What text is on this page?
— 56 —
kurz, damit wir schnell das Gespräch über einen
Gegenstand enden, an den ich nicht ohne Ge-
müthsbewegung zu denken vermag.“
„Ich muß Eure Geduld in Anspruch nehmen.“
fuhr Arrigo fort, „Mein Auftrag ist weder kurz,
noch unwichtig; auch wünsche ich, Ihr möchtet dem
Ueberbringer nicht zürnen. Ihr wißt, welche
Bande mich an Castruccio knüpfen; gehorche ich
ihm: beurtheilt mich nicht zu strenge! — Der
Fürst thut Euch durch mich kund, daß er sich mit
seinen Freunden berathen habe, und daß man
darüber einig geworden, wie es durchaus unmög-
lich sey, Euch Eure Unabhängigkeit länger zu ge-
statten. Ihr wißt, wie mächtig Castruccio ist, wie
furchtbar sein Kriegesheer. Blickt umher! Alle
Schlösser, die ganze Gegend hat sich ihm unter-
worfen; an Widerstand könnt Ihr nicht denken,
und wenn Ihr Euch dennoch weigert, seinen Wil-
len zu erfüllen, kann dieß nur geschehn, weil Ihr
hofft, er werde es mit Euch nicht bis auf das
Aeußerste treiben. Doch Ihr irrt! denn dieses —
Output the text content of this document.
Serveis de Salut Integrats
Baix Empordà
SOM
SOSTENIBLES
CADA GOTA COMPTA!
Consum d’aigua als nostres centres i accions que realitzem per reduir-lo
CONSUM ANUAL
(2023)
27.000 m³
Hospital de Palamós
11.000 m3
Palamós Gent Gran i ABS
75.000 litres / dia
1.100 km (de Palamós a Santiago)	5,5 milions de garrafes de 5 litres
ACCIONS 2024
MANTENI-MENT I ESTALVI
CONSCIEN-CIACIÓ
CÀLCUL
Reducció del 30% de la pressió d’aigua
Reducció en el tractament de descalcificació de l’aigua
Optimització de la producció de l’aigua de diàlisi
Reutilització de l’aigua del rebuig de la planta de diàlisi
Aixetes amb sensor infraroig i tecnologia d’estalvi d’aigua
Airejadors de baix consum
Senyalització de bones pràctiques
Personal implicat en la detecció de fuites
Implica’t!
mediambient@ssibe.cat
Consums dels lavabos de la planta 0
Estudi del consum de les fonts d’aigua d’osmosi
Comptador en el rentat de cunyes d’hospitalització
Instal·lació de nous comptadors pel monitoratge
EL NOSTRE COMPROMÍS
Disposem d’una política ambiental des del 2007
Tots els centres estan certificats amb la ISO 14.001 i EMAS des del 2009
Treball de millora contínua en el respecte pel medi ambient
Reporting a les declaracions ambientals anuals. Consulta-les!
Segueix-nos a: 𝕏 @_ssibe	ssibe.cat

_TASK STATEMENT:_ From the listing above, copy all lines holding the word "this".

_FINISHED ANSWER:_
What text is on this page?
Output the text content of this document.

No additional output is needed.